Task to complete » Return the full material exactly.

start The data

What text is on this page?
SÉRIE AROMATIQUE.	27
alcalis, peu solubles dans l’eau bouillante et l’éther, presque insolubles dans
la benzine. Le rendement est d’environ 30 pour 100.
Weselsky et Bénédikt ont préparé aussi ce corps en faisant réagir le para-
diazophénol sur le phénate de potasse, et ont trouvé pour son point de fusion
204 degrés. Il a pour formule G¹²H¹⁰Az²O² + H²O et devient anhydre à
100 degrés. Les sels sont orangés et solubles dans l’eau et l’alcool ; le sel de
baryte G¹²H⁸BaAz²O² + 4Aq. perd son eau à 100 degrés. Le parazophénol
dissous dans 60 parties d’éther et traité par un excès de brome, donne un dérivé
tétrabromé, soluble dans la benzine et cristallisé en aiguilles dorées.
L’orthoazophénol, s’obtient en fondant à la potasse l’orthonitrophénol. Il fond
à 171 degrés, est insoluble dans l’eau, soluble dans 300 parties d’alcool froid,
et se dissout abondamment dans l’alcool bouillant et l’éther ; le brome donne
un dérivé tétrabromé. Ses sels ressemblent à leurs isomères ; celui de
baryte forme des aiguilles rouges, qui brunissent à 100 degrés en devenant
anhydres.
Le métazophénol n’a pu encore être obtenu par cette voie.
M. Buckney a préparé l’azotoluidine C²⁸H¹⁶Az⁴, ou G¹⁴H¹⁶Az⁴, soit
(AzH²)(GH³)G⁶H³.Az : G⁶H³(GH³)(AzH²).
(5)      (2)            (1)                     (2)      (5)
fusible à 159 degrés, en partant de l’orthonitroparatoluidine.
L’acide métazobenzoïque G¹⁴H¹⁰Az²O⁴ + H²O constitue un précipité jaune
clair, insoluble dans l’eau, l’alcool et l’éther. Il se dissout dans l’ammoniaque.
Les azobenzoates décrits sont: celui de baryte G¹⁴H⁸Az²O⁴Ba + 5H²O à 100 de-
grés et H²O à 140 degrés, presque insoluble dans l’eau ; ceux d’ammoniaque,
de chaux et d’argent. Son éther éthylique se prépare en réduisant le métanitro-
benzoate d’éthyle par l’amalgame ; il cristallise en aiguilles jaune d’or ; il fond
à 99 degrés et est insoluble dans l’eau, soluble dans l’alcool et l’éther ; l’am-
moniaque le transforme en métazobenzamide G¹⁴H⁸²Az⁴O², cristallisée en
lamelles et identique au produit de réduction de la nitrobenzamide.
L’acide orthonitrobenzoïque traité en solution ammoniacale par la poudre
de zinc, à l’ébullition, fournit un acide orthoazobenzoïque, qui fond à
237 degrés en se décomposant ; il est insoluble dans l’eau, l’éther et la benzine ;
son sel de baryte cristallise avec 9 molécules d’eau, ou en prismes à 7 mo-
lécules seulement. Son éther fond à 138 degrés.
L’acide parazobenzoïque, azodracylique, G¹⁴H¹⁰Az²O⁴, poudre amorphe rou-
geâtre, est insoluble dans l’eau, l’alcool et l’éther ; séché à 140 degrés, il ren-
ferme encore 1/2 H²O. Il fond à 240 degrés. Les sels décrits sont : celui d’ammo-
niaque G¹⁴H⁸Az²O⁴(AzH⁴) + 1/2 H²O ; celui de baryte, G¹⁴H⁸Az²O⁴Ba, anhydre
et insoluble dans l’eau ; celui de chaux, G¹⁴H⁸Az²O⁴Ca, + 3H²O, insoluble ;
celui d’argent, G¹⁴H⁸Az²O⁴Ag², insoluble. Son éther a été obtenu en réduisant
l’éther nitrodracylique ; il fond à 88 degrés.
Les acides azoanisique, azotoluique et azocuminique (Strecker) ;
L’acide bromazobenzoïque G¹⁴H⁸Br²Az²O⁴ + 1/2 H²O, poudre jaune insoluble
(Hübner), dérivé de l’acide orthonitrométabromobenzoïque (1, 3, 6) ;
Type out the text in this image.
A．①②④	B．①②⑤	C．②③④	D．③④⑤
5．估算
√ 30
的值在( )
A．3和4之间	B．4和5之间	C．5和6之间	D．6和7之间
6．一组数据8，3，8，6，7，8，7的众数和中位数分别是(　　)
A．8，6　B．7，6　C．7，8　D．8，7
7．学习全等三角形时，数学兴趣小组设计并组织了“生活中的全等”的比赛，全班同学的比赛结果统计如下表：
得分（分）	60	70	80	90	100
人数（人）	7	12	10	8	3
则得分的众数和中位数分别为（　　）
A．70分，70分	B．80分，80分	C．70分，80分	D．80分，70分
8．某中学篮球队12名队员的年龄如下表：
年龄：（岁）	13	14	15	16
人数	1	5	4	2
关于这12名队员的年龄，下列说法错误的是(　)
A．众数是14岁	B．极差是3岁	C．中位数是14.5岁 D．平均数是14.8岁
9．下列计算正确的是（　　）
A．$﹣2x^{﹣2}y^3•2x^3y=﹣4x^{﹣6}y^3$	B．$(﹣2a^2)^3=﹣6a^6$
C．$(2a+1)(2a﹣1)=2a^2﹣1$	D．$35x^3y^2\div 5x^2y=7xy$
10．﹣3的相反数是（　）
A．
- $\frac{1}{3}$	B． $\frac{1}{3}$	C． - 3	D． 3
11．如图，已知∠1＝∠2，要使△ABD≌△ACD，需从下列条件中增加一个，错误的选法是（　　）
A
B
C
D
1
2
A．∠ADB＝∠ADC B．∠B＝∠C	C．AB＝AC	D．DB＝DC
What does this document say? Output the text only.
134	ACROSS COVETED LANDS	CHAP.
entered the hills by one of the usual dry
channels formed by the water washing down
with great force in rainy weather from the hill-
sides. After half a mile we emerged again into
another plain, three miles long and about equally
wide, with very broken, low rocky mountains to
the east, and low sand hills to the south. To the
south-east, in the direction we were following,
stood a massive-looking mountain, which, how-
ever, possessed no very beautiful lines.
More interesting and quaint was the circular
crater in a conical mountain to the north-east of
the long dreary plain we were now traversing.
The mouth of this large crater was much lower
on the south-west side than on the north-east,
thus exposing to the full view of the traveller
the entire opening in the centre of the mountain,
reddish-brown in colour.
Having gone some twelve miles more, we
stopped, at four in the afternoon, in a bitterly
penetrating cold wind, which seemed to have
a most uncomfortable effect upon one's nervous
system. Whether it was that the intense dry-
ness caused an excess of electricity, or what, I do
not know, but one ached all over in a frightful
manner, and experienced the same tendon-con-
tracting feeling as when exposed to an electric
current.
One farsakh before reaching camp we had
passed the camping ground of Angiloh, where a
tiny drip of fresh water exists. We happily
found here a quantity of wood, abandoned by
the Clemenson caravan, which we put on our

end The data

The response »
What text is on this page?
SÉRIE AROMATIQUE.	27
alcalis, peu solubles dans l’eau bouillante et l’éther, presque insolubles dans
la benzine. Le rendement est d’environ 30 pour 100.
Weselsky et Bénédikt ont préparé aussi ce corps en faisant réagir le para-
diazophénol sur le phénate de potasse, et ont trouvé pour son point de fusion
204 degrés. Il a pour formule G¹²H¹⁰Az²O² + H²O et devient anhydre à
100 degrés. Les sels sont orangés et solubles dans l’eau et l’alcool ; le sel de
baryte G¹²H⁸BaAz²O² + 4Aq. perd son eau à 100 degrés. Le parazophénol
dissous dans 60 parties d’éther et traité par un excès de brome, donne un dérivé
tétrabromé, soluble dans la benzine et cristallisé en aiguilles dorées.
L’orthoazophénol, s’obtient en fondant à la potasse l’orthonitrophénol. Il fond
à 171 degrés, est insoluble dans l’eau, soluble dans 300 parties d’alcool froid,
et se dissout abondamment dans l’alcool bouillant et l’éther ; le brome donne
un dérivé tétrabromé. Ses sels ressemblent à leurs isomères ; celui de
baryte forme des aiguilles rouges, qui brunissent à 100 degrés en devenant
anhydres.
Le métazophénol n’a pu encore être obtenu par cette voie.
M. Buckney a préparé l’azotoluidine C²⁸H¹⁶Az⁴, ou G¹⁴H¹⁶Az⁴, soit
(AzH²)(GH³)G⁶H³.Az : G⁶H³(GH³)(AzH²).
(5)      (2)            (1)                     (2)      (5)
fusible à 159 degrés, en partant de l’orthonitroparatoluidine.
L’acide métazobenzoïque G¹⁴H¹⁰Az²O⁴ + H²O constitue un précipité jaune
clair, insoluble dans l’eau, l’alcool et l’éther. Il se dissout dans l’ammoniaque.
Les azobenzoates décrits sont: celui de baryte G¹⁴H⁸Az²O⁴Ba + 5H²O à 100 de-
grés et H²O à 140 degrés, presque insoluble dans l’eau ; ceux d’ammoniaque,
de chaux et d’argent. Son éther éthylique se prépare en réduisant le métanitro-
benzoate d’éthyle par l’amalgame ; il cristallise en aiguilles jaune d’or ; il fond
à 99 degrés et est insoluble dans l’eau, soluble dans l’alcool et l’éther ; l’am-
moniaque le transforme en métazobenzamide G¹⁴H⁸²Az⁴O², cristallisée en
lamelles et identique au produit de réduction de la nitrobenzamide.
L’acide orthonitrobenzoïque traité en solution ammoniacale par la poudre
de zinc, à l’ébullition, fournit un acide orthoazobenzoïque, qui fond à
237 degrés en se décomposant ; il est insoluble dans l’eau, l’éther et la benzine ;
son sel de baryte cristallise avec 9 molécules d’eau, ou en prismes à 7 mo-
lécules seulement. Son éther fond à 138 degrés.
L’acide parazobenzoïque, azodracylique, G¹⁴H¹⁰Az²O⁴, poudre amorphe rou-
geâtre, est insoluble dans l’eau, l’alcool et l’éther ; séché à 140 degrés, il ren-
ferme encore 1/2 H²O. Il fond à 240 degrés. Les sels décrits sont : celui d’ammo-
niaque G¹⁴H⁸Az²O⁴(AzH⁴) + 1/2 H²O ; celui de baryte, G¹⁴H⁸Az²O⁴Ba, anhydre
et insoluble dans l’eau ; celui de chaux, G¹⁴H⁸Az²O⁴Ca, + 3H²O, insoluble ;
celui d’argent, G¹⁴H⁸Az²O⁴Ag², insoluble. Son éther a été obtenu en réduisant
l’éther nitrodracylique ; il fond à 88 degrés.
Les acides azoanisique, azotoluique et azocuminique (Strecker) ;
L’acide bromazobenzoïque G¹⁴H⁸Br²Az²O⁴ + 1/2 H²O, poudre jaune insoluble
(Hübner), dérivé de l’acide orthonitrométabromobenzoïque (1, 3, 6) ;
Type out the text in this image.
A．①②④	B．①②⑤	C．②③④	D．③④⑤
5．估算
√ 30
的值在( )
A．3和4之间	B．4和5之间	C．5和6之间	D．6和7之间
6．一组数据8，3，8，6，7，8，7的众数和中位数分别是(　　)
A．8，6　B．7，6　C．7，8　D．8，7
7．学习全等三角形时，数学兴趣小组设计并组织了“生活中的全等”的比赛，全班同学的比赛结果统计如下表：
得分（分）	60	70	80	90	100
人数（人）	7	12	10	8	3
则得分的众数和中位数分别为（　　）
A．70分，70分	B．80分，80分	C．70分，80分	D．80分，70分
8．某中学篮球队12名队员的年龄如下表：
年龄：（岁）	13	14	15	16
人数	1	5	4	2
关于这12名队员的年龄，下列说法错误的是(　)
A．众数是14岁	B．极差是3岁	C．中位数是14.5岁 D．平均数是14.8岁
9．下列计算正确的是（　　）
A．$﹣2x^{﹣2}y^3•2x^3y=﹣4x^{﹣6}y^3$	B．$(﹣2a^2)^3=﹣6a^6$
C．$(2a+1)(2a﹣1)=2a^2﹣1$	D．$35x^3y^2\div 5x^2y=7xy$
10．﹣3的相反数是（　）
A．
- $\frac{1}{3}$	B． $\frac{1}{3}$	C． - 3	D． 3
11．如图，已知∠1＝∠2，要使△ABD≌△ACD，需从下列条件中增加一个，错误的选法是（　　）
A
B
C
D
1
2
A．∠ADB＝∠ADC B．∠B＝∠C	C．AB＝AC	D．DB＝DC
What does this document say? Output the text only.
134	ACROSS COVETED LANDS	CHAP.
entered the hills by one of the usual dry
channels formed by the water washing down
with great force in rainy weather from the hill-
sides. After half a mile we emerged again into
another plain, three miles long and about equally
wide, with very broken, low rocky mountains to
the east, and low sand hills to the south. To the
south-east, in the direction we were following,
stood a massive-looking mountain, which, how-
ever, possessed no very beautiful lines.
More interesting and quaint was the circular
crater in a conical mountain to the north-east of
the long dreary plain we were now traversing.
The mouth of this large crater was much lower
on the south-west side than on the north-east,
thus exposing to the full view of the traveller
the entire opening in the centre of the mountain,
reddish-brown in colour.
Having gone some twelve miles more, we
stopped, at four in the afternoon, in a bitterly
penetrating cold wind, which seemed to have
a most uncomfortable effect upon one's nervous
system. Whether it was that the intense dry-
ness caused an excess of electricity, or what, I do
not know, but one ached all over in a frightful
manner, and experienced the same tendon-con-
tracting feeling as when exposed to an electric
current.
One farsakh before reaching camp we had
passed the camping ground of Angiloh, where a
tiny drip of fresh water exists. We happily
found here a quantity of wood, abandoned by
the Clemenson caravan, which we put on our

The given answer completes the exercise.